▸ Set exercise: Find every line below that contains the word "microporous" and copy each of those lines.

>> START Record list

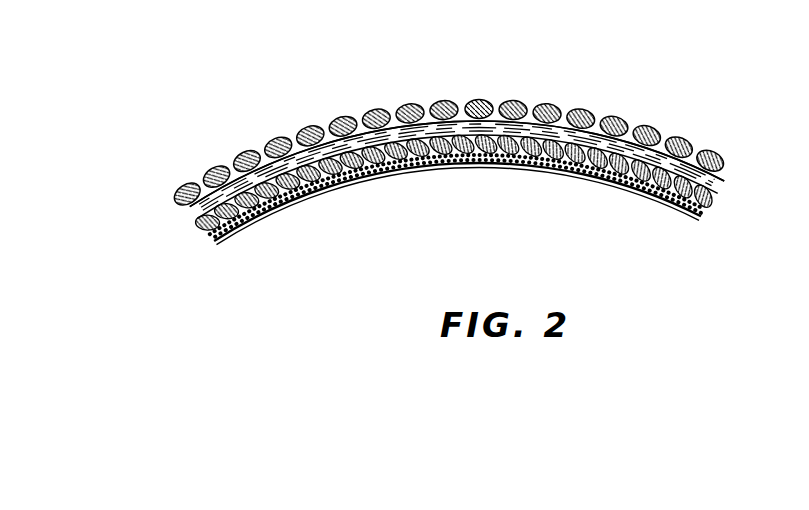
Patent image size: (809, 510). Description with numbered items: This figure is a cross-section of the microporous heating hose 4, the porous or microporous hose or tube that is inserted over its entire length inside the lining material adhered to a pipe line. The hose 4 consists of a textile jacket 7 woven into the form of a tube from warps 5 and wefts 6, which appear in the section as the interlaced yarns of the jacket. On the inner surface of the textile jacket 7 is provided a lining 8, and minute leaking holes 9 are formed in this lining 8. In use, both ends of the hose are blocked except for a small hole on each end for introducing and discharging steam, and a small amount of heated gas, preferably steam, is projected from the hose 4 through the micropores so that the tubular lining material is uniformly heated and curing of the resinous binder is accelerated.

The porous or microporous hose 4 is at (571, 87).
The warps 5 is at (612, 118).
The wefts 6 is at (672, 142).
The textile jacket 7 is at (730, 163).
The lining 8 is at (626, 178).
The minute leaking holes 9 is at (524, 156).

>> END Record list
>> START Record list

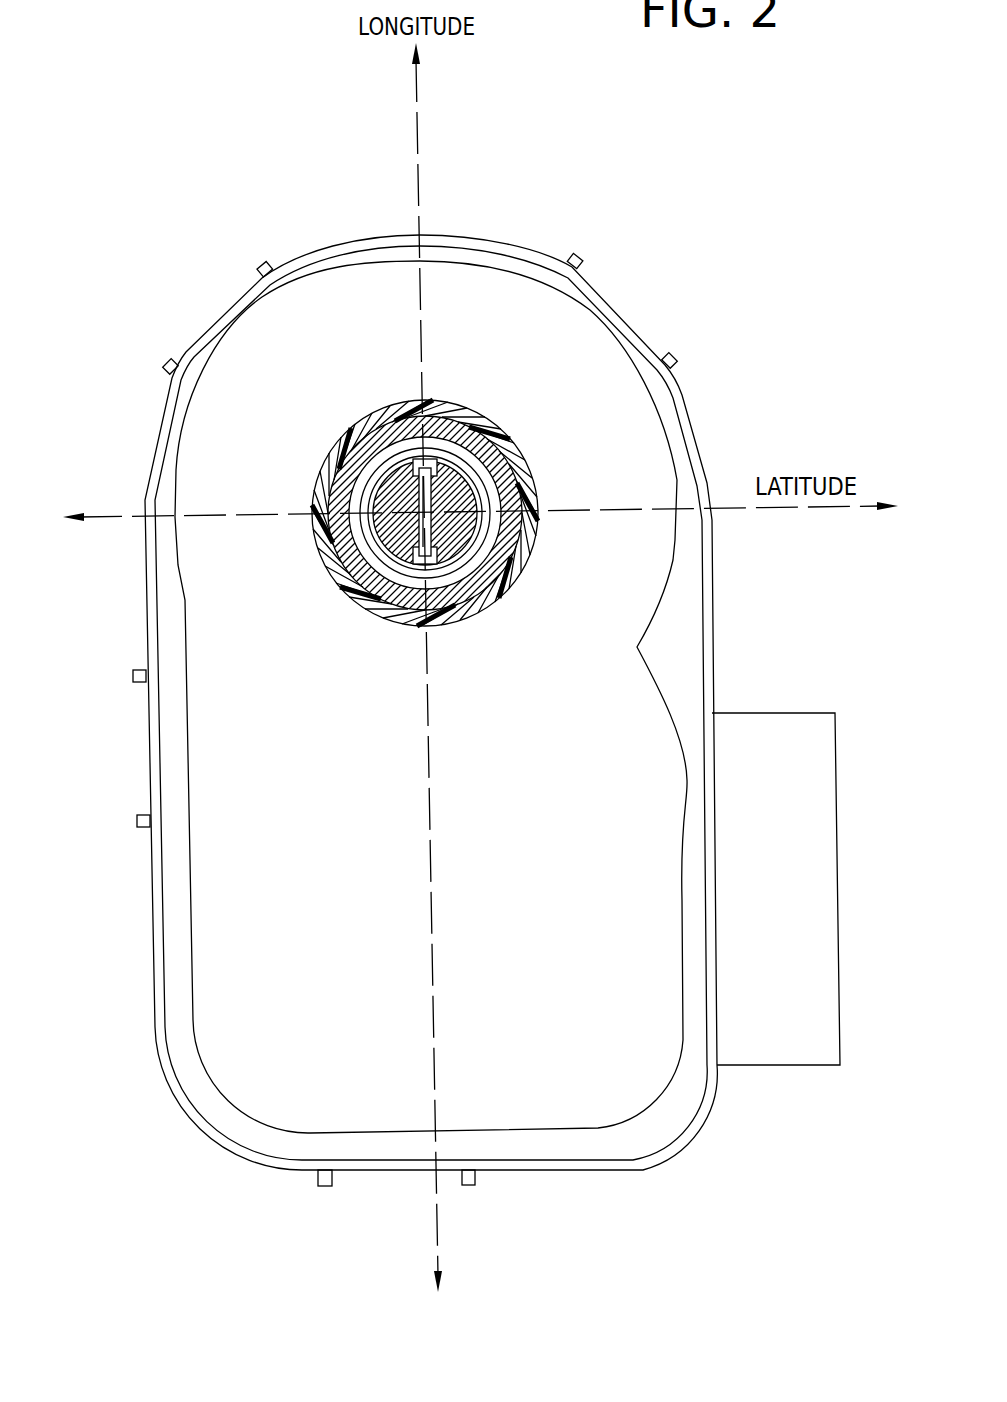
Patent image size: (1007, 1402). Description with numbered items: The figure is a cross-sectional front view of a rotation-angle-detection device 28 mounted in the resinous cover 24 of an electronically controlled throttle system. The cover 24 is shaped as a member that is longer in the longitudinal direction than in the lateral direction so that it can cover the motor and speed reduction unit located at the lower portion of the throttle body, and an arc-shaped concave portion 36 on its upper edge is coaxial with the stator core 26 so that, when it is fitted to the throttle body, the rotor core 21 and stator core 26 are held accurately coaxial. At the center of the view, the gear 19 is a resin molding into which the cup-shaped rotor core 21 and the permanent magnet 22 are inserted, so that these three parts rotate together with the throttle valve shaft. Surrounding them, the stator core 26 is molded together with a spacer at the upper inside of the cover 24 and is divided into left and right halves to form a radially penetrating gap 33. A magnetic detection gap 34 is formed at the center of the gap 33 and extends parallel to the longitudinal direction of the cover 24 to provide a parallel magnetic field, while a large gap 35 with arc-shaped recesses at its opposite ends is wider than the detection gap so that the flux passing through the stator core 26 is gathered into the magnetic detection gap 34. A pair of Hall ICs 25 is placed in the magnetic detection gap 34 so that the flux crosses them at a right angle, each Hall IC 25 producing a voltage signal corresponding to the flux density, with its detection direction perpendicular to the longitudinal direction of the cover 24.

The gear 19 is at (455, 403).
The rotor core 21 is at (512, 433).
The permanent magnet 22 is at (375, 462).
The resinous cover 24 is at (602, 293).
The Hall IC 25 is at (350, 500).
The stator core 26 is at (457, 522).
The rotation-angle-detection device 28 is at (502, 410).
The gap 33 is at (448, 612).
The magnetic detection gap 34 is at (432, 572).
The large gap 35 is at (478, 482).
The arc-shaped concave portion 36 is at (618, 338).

>> END Record list
>> START Record list

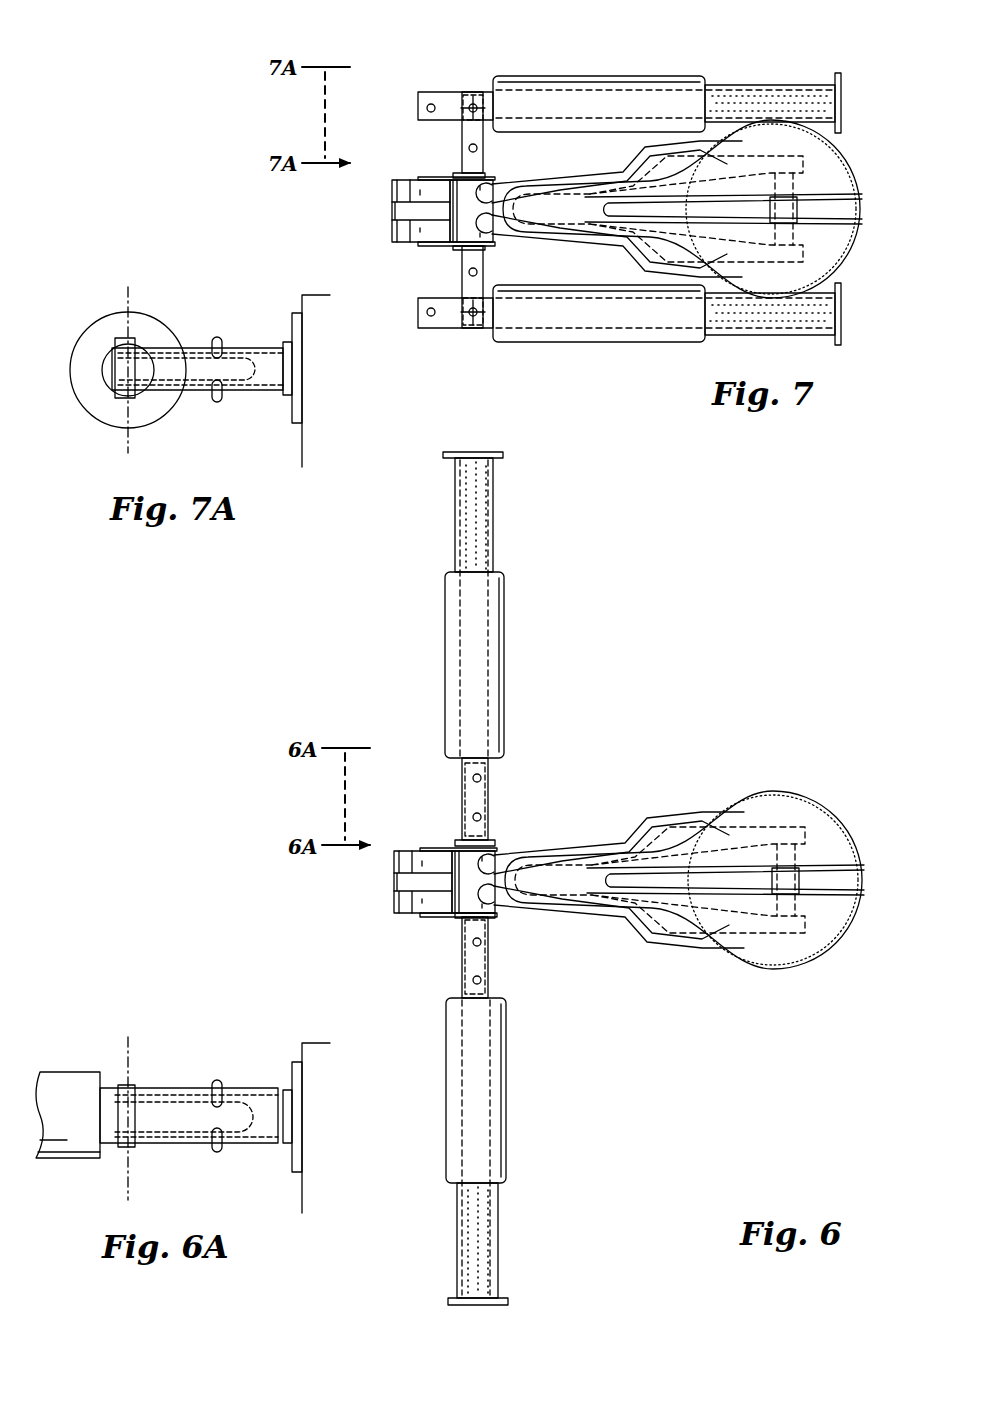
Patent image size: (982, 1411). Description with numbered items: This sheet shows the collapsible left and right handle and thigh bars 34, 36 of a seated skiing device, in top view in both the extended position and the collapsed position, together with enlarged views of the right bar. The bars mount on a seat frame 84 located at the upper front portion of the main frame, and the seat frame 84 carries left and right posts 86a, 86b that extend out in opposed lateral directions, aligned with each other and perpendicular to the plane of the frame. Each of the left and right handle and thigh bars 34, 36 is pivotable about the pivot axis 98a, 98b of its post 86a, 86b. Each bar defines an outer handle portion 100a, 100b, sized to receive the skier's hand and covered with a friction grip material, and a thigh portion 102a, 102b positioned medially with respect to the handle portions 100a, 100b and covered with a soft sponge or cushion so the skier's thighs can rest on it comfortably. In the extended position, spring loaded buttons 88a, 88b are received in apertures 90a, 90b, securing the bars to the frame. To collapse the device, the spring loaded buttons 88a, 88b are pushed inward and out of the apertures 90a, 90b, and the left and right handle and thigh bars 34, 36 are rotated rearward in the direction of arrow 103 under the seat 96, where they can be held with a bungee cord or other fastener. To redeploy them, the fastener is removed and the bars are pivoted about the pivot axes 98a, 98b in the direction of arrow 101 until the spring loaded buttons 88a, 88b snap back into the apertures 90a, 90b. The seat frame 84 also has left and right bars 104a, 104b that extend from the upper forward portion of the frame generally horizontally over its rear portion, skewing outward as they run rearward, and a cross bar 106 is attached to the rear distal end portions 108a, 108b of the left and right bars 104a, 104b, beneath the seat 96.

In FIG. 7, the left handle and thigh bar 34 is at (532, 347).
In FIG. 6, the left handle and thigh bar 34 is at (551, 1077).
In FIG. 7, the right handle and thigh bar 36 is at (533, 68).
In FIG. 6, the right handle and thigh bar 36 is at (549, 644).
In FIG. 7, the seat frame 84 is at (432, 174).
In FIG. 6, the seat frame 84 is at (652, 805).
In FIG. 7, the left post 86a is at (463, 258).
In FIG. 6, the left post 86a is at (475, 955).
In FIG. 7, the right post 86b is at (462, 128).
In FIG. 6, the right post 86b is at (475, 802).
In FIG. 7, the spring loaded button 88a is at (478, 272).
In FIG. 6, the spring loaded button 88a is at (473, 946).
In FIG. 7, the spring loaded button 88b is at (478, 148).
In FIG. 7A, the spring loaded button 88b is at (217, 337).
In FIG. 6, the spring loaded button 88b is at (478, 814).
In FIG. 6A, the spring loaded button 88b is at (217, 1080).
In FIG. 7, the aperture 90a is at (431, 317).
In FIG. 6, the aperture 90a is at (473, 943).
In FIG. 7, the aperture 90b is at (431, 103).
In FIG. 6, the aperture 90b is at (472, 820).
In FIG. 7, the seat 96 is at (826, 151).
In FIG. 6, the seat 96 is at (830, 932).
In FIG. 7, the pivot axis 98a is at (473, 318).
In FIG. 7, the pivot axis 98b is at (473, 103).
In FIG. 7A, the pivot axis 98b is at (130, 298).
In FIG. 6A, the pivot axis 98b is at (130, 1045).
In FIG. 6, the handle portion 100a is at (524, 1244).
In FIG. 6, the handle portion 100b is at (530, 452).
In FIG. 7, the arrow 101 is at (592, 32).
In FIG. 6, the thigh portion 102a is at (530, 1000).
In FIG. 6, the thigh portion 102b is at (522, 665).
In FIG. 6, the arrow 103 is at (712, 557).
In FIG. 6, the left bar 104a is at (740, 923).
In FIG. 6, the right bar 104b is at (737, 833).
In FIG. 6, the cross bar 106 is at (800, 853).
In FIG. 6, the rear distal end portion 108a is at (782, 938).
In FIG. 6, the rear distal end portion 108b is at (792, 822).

>> END Record list

▸ Written reply:
Patent image size: (809, 510). Description with numbered items: This figure is a cross-section of the microporous heating hose 4, the porous or microporous hose or tube that is inserted over its entire length inside the lining material adhered to a pipe line. The hose 4 consists of a textile jacket 7 woven into the form of a tube from warps 5 and wefts 6, which appear in the section as the interlaced yarns of the jacket. On the inner surface of the textile jacket 7 is provided a lining 8, and minute leaking holes 9 are formed in this lining 8. In use, both ends of the hose are blocked except for a small hole on each end for introducing and discharging steam, and a small amount of heated gas, preferably steam, is projected from the hose 4 through the micropores so that the tubular lining material is uniformly heated and curing of the resinous binder is accelerated.
The porous or microporous hose 4 is at (571, 87).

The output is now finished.